INSTRUCTIONS TO FOLLOW: Print the entries below in their entirety, exactly as they are written.

* * *

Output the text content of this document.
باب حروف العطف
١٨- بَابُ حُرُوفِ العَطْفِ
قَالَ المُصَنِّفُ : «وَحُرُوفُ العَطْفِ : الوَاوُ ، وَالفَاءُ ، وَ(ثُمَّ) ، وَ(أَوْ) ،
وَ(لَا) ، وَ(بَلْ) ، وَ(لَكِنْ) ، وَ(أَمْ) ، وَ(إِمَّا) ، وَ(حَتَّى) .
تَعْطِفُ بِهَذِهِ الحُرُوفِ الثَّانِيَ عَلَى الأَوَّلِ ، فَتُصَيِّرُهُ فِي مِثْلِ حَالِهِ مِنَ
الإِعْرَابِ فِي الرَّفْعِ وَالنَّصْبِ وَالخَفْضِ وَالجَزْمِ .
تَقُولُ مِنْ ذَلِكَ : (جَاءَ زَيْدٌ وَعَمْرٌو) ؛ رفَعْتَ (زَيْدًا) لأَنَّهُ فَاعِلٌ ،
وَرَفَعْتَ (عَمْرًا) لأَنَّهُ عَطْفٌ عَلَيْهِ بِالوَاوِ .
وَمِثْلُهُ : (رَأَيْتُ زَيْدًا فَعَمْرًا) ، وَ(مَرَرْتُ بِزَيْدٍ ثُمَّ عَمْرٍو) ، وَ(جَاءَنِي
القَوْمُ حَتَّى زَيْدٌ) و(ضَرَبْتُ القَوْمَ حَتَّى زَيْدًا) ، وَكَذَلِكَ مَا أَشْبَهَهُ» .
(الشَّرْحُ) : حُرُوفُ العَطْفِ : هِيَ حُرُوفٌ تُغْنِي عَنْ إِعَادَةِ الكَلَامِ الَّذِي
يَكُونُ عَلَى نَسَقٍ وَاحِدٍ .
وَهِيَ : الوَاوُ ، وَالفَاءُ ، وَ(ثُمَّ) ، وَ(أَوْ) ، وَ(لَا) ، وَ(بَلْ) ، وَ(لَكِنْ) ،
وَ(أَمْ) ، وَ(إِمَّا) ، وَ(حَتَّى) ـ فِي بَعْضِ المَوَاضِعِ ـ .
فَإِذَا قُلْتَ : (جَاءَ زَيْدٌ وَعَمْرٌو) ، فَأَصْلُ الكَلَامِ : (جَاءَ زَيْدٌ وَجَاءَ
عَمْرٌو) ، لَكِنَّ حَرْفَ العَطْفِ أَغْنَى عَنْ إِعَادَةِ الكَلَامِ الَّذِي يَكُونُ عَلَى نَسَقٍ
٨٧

* * *

IN RESPONSE:
Output the text content of this document.
باب حروف العطف
١٨- بَابُ حُرُوفِ العَطْفِ
قَالَ المُصَنِّفُ : «وَحُرُوفُ العَطْفِ : الوَاوُ ، وَالفَاءُ ، وَ(ثُمَّ) ، وَ(أَوْ) ،
وَ(لَا) ، وَ(بَلْ) ، وَ(لَكِنْ) ، وَ(أَمْ) ، وَ(إِمَّا) ، وَ(حَتَّى) .
تَعْطِفُ بِهَذِهِ الحُرُوفِ الثَّانِيَ عَلَى الأَوَّلِ ، فَتُصَيِّرُهُ فِي مِثْلِ حَالِهِ مِنَ
الإِعْرَابِ فِي الرَّفْعِ وَالنَّصْبِ وَالخَفْضِ وَالجَزْمِ .
تَقُولُ مِنْ ذَلِكَ : (جَاءَ زَيْدٌ وَعَمْرٌو) ؛ رفَعْتَ (زَيْدًا) لأَنَّهُ فَاعِلٌ ،
وَرَفَعْتَ (عَمْرًا) لأَنَّهُ عَطْفٌ عَلَيْهِ بِالوَاوِ .
وَمِثْلُهُ : (رَأَيْتُ زَيْدًا فَعَمْرًا) ، وَ(مَرَرْتُ بِزَيْدٍ ثُمَّ عَمْرٍو) ، وَ(جَاءَنِي
القَوْمُ حَتَّى زَيْدٌ) و(ضَرَبْتُ القَوْمَ حَتَّى زَيْدًا) ، وَكَذَلِكَ مَا أَشْبَهَهُ» .
(الشَّرْحُ) : حُرُوفُ العَطْفِ : هِيَ حُرُوفٌ تُغْنِي عَنْ إِعَادَةِ الكَلَامِ الَّذِي
يَكُونُ عَلَى نَسَقٍ وَاحِدٍ .
وَهِيَ : الوَاوُ ، وَالفَاءُ ، وَ(ثُمَّ) ، وَ(أَوْ) ، وَ(لَا) ، وَ(بَلْ) ، وَ(لَكِنْ) ،
وَ(أَمْ) ، وَ(إِمَّا) ، وَ(حَتَّى) ـ فِي بَعْضِ المَوَاضِعِ ـ .
فَإِذَا قُلْتَ : (جَاءَ زَيْدٌ وَعَمْرٌو) ، فَأَصْلُ الكَلَامِ : (جَاءَ زَيْدٌ وَجَاءَ
عَمْرٌو) ، لَكِنَّ حَرْفَ العَطْفِ أَغْنَى عَنْ إِعَادَةِ الكَلَامِ الَّذِي يَكُونُ عَلَى نَسَقٍ
٨٧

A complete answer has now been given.